▸ CHALLENGE
Copy the listing verbatim, excluding any images found in it.

◆ ◆ ◆ ◆ ◆

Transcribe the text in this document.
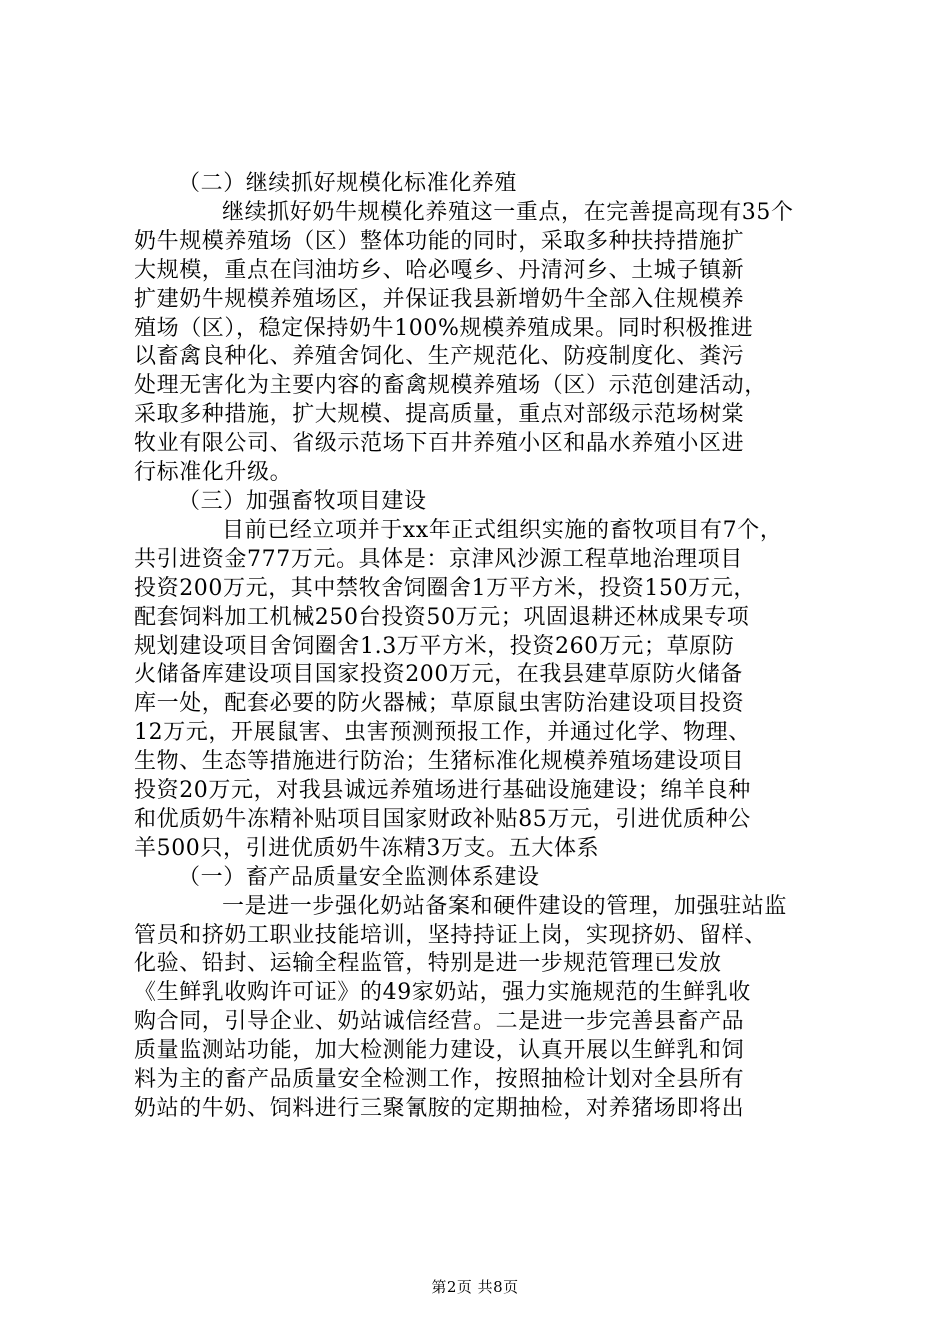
（二）继续抓好规模化标准化养殖

继续抓好奶牛规模化养殖这一重点，在完善提高现有35个
奶牛规模养殖场（区）整体功能的同时，采取多种扶持措施扩
大规模，重点在闫油坊乡、哈必嘎乡、丹清河乡、土城子镇新
扩建奶牛规模养殖场区，并保证我县新增奶牛全部入住规模养
殖场（区），稳定保持奶牛100%规模养殖成果。同时积极推进
以畜禽良种化、养殖舍饲化、生产规范化、防疫制度化、粪污
处理无害化为主要内容的畜禽规模养殖场（区）示范创建活动，
采取多种措施，扩大规模、提高质量，重点对部级示范场树棠
牧业有限公司、省级示范场下百井养殖小区和晶水养殖小区进
行标准化升级。

（三）加强畜牧项目建设

目前已经立项并于xx年正式组织实施的畜牧项目有7个，
共引进资金777万元。具体是：京津风沙源工程草地治理项目
投资200万元，其中禁牧舍饲圈舍1万平方米，投资150万元，
配套饲料加工机械250台投资50万元；巩固退耕还林成果专项
规划建设项目舍饲圈舍1.3万平方米，投资260万元；草原防
火储备库建设项目国家投资200万元，在我县建草原防火储备
库一处，配套必要的防火器械；草原鼠虫害防治建设项目投资
12万元，开展鼠害、虫害预测预报工作，并通过化学、物理、
生物、生态等措施进行防治；生猪标准化规模养殖场建设项目
投资20万元，对我县诚远养殖场进行基础设施建设；绵羊良种
和优质奶牛冻精补贴项目国家财政补贴85万元，引进优质种公
羊500只，引进优质奶牛冻精3万支。五大体系

（一）畜产品质量安全监测体系建设

一是进一步强化奶站备案和硬件建设的管理，加强驻站监
管员和挤奶工职业技能培训，坚持持证上岗，实现挤奶、留样、
化验、铅封、运输全程监管，特别是进一步规范管理已发放
《生鲜乳收购许可证》的49家奶站，强力实施规范的生鲜乳收
购合同，引导企业、奶站诚信经营。二是进一步完善县畜产品
质量监测站功能，加大检测能力建设，认真开展以生鲜乳和饲
料为主的畜产品质量安全检测工作，按照抽检计划对全县所有
奶站的牛奶、饲料进行三聚氰胺的定期抽检，对养猪场即将出
第2页 共8页
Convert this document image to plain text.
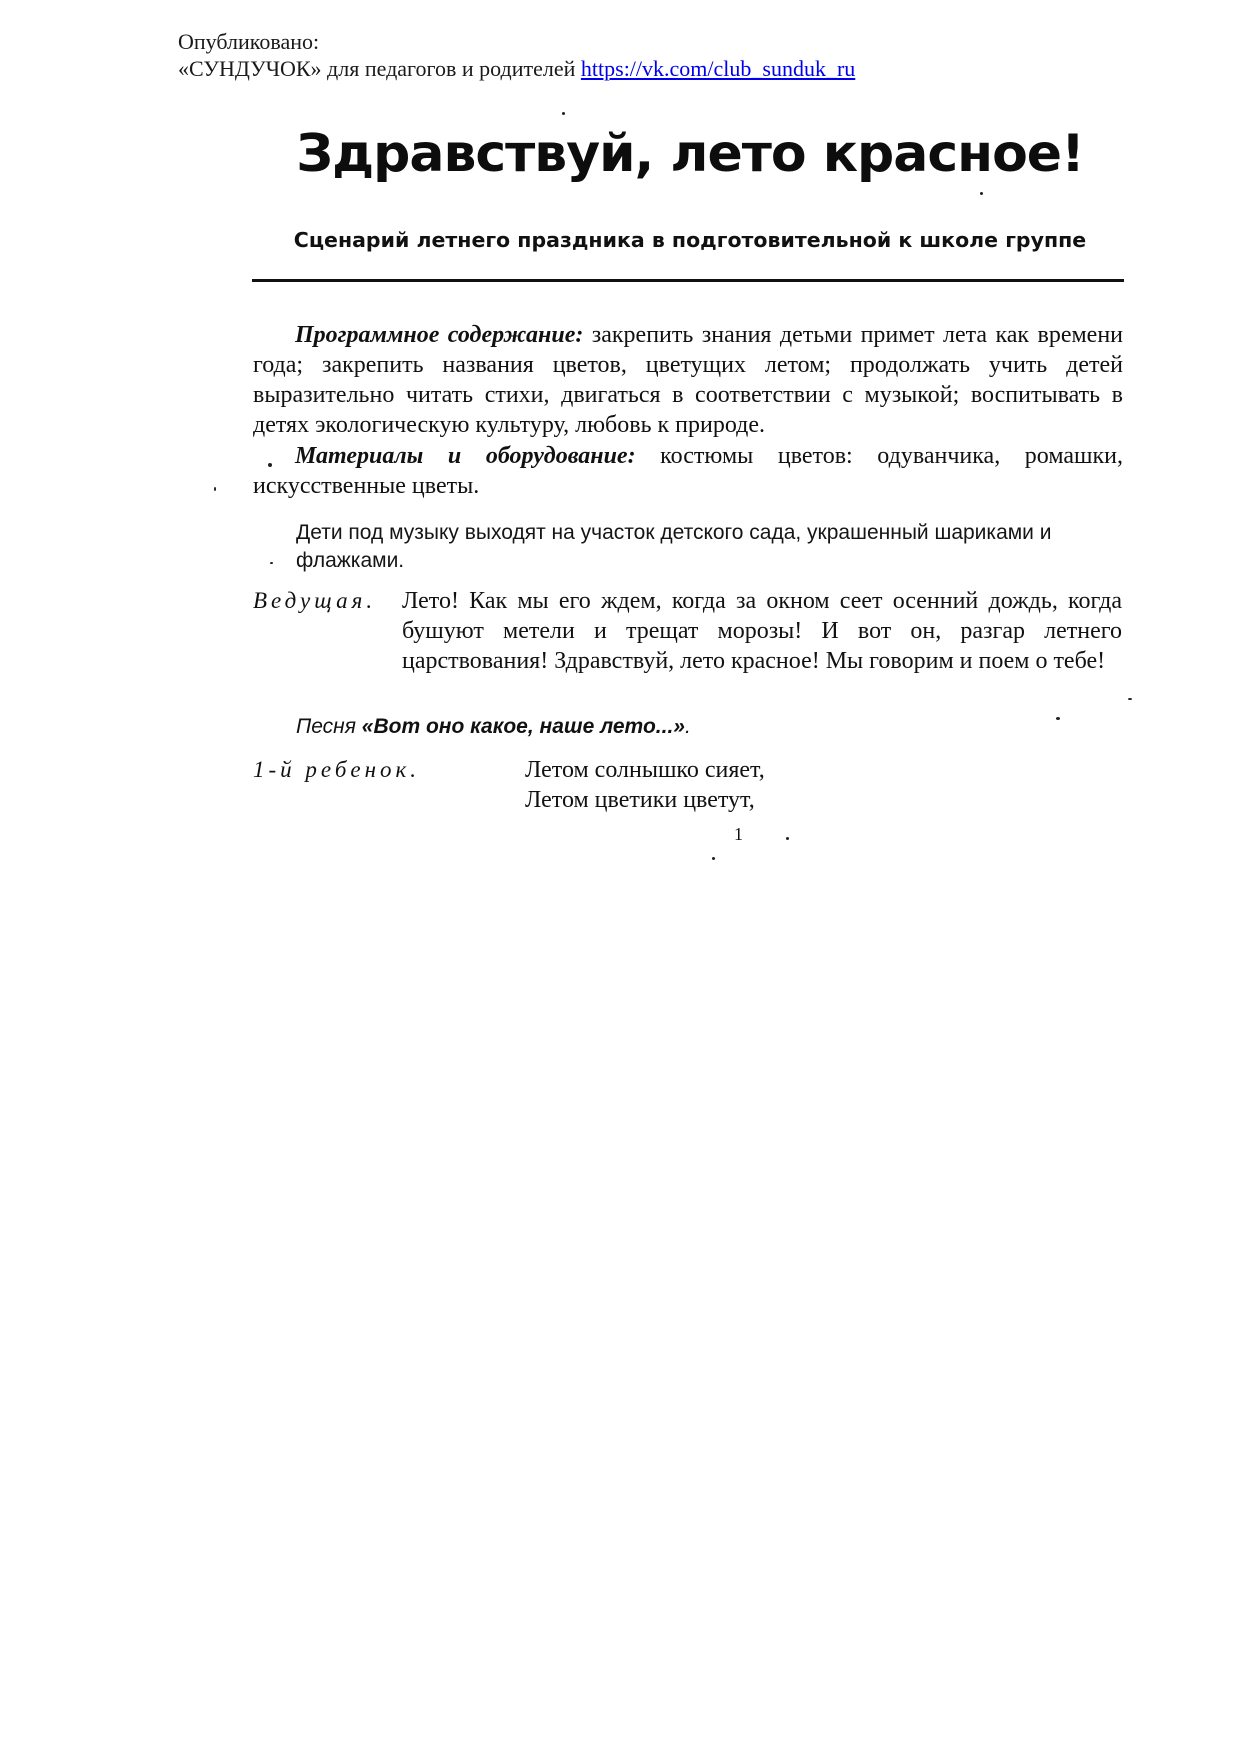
Опубликовано:
«СУНДУЧОК» для педагогов и родителей https://vk.com/club_sunduk_ru
Здравствуй, лето красное!
Сценарий летнего праздника в подготовительной к школе группе
Программное содержание: закрепить знания детьми примет лета как времени года; закрепить названия цветов, цветущих летом; продолжать учить детей выразительно читать стихи, двигаться в соответствии с музыкой; воспитывать в детях экологическую культуру, любовь к природе.
Материалы и оборудование: костюмы цветов: одуванчика, ромашки, искусственные цветы.
Дети под музыку выходят на участок детского сада, украшенный шариками и флажками.
Ведущая. Лето! Как мы его ждем, когда за окном сеет осенний дождь, когда бушуют метели и трещат морозы! И вот он, разгар летнего царствования! Здравствуй, лето красное! Мы говорим и поем о тебе!
Песня «Вот оно какое, наше лето...».
1-й ребенок.	Летом солнышко сияет,
Летом цветики цветут,
1
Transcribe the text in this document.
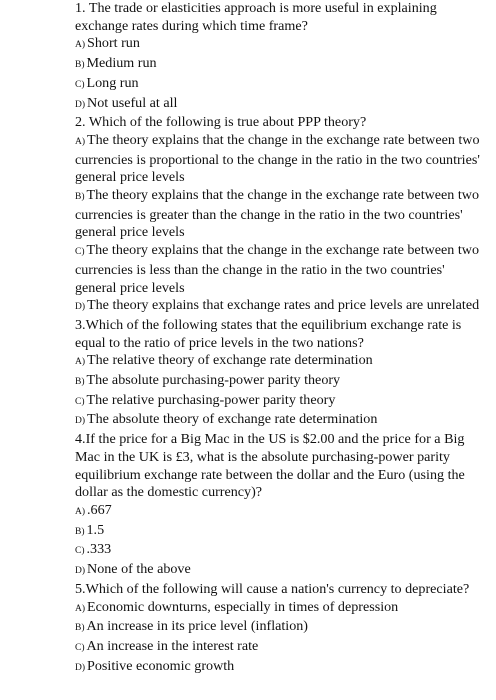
1. The trade or elasticities approach is more useful in explaining exchange rates during which time frame?

A) Short run

B) Medium run

C) Long run

D) Not useful at all

2. Which of the following is true about PPP theory?

A) The theory explains that the change in the exchange rate between two currencies is proportional to the change in the ratio in the two countries' general price levels

B) The theory explains that the change in the exchange rate between two currencies is greater than the change in the ratio in the two countries' general price levels

C) The theory explains that the change in the exchange rate between two currencies is less than the change in the ratio in the two countries' general price levels

D) The theory explains that exchange rates and price levels are unrelated

3.Which of the following states that the equilibrium exchange rate is equal to the ratio of price levels in the two nations?

A) The relative theory of exchange rate determination

B) The absolute purchasing-power parity theory

C) The relative purchasing-power parity theory

D) The absolute theory of exchange rate determination

4.If the price for a Big Mac in the US is $2.00 and the price for a Big Mac in the UK is £3, what is the absolute purchasing-power parity equilibrium exchange rate between the dollar and the Euro (using the dollar as the domestic currency)?

A) .667

B) 1.5

C) .333

D) None of the above

5.Which of the following will cause a nation's currency to depreciate?

A) Economic downturns, especially in times of depression

B) An increase in its price level (inflation)

C) An increase in the interest rate

D) Positive economic growth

◆ ◆ ◆ ◆ ◆

▸ REPLY TO THE TASK
Transcribe the text in this document.
（二）继续抓好规模化标准化养殖

继续抓好奶牛规模化养殖这一重点，在完善提高现有35个
奶牛规模养殖场（区）整体功能的同时，采取多种扶持措施扩
大规模，重点在闫油坊乡、哈必嘎乡、丹清河乡、土城子镇新
扩建奶牛规模养殖场区，并保证我县新增奶牛全部入住规模养
殖场（区），稳定保持奶牛100%规模养殖成果。同时积极推进
以畜禽良种化、养殖舍饲化、生产规范化、防疫制度化、粪污
处理无害化为主要内容的畜禽规模养殖场（区）示范创建活动，
采取多种措施，扩大规模、提高质量，重点对部级示范场树棠
牧业有限公司、省级示范场下百井养殖小区和晶水养殖小区进
行标准化升级。

（三）加强畜牧项目建设

目前已经立项并于xx年正式组织实施的畜牧项目有7个，
共引进资金777万元。具体是：京津风沙源工程草地治理项目
投资200万元，其中禁牧舍饲圈舍1万平方米，投资150万元，
配套饲料加工机械250台投资50万元；巩固退耕还林成果专项
规划建设项目舍饲圈舍1.3万平方米，投资260万元；草原防
火储备库建设项目国家投资200万元，在我县建草原防火储备
库一处，配套必要的防火器械；草原鼠虫害防治建设项目投资
12万元，开展鼠害、虫害预测预报工作，并通过化学、物理、
生物、生态等措施进行防治；生猪标准化规模养殖场建设项目
投资20万元，对我县诚远养殖场进行基础设施建设；绵羊良种
和优质奶牛冻精补贴项目国家财政补贴85万元，引进优质种公
羊500只，引进优质奶牛冻精3万支。五大体系

（一）畜产品质量安全监测体系建设

一是进一步强化奶站备案和硬件建设的管理，加强驻站监
管员和挤奶工职业技能培训，坚持持证上岗，实现挤奶、留样、
化验、铅封、运输全程监管，特别是进一步规范管理已发放
《生鲜乳收购许可证》的49家奶站，强力实施规范的生鲜乳收
购合同，引导企业、奶站诚信经营。二是进一步完善县畜产品
质量监测站功能，加大检测能力建设，认真开展以生鲜乳和饲
料为主的畜产品质量安全检测工作，按照抽检计划对全县所有
奶站的牛奶、饲料进行三聚氰胺的定期抽检，对养猪场即将出
第2页 共8页
Convert this document image to plain text.
Опубликовано:
«СУНДУЧОК» для педагогов и родителей https://vk.com/club_sunduk_ru
Здравствуй, лето красное!
Сценарий летнего праздника в подготовительной к школе группе
Программное содержание: закрепить знания детьми примет лета как времени года; закрепить названия цветов, цветущих летом; продолжать учить детей выразительно читать стихи, двигаться в соответствии с музыкой; воспитывать в детях экологическую культуру, любовь к природе.
Материалы и оборудование: костюмы цветов: одуванчика, ромашки, искусственные цветы.
Дети под музыку выходят на участок детского сада, украшенный шариками и флажками.
Ведущая. Лето! Как мы его ждем, когда за окном сеет осенний дождь, когда бушуют метели и трещат морозы! И вот он, разгар летнего царствования! Здравствуй, лето красное! Мы говорим и поем о тебе!
Песня «Вот оно какое, наше лето...».
1-й ребенок.	Летом солнышко сияет,
Летом цветики цветут,
1
Transcribe the text in this document.
1. The trade or elasticities approach is more useful in explaining exchange rates during which time frame?

A) Short run

B) Medium run

C) Long run

D) Not useful at all

2. Which of the following is true about PPP theory?

A) The theory explains that the change in the exchange rate between two currencies is proportional to the change in the ratio in the two countries' general price levels

B) The theory explains that the change in the exchange rate between two currencies is greater than the change in the ratio in the two countries' general price levels

C) The theory explains that the change in the exchange rate between two currencies is less than the change in the ratio in the two countries' general price levels

D) The theory explains that exchange rates and price levels are unrelated

3.Which of the following states that the equilibrium exchange rate is equal to the ratio of price levels in the two nations?

A) The relative theory of exchange rate determination

B) The absolute purchasing-power parity theory

C) The relative purchasing-power parity theory

D) The absolute theory of exchange rate determination

4.If the price for a Big Mac in the US is $2.00 and the price for a Big Mac in the UK is £3, what is the absolute purchasing-power parity equilibrium exchange rate between the dollar and the Euro (using the dollar as the domestic currency)?

A) .667

B) 1.5

C) .333

D) None of the above

5.Which of the following will cause a nation's currency to depreciate?

A) Economic downturns, especially in times of depression

B) An increase in its price level (inflation)

C) An increase in the interest rate

D) Positive economic growth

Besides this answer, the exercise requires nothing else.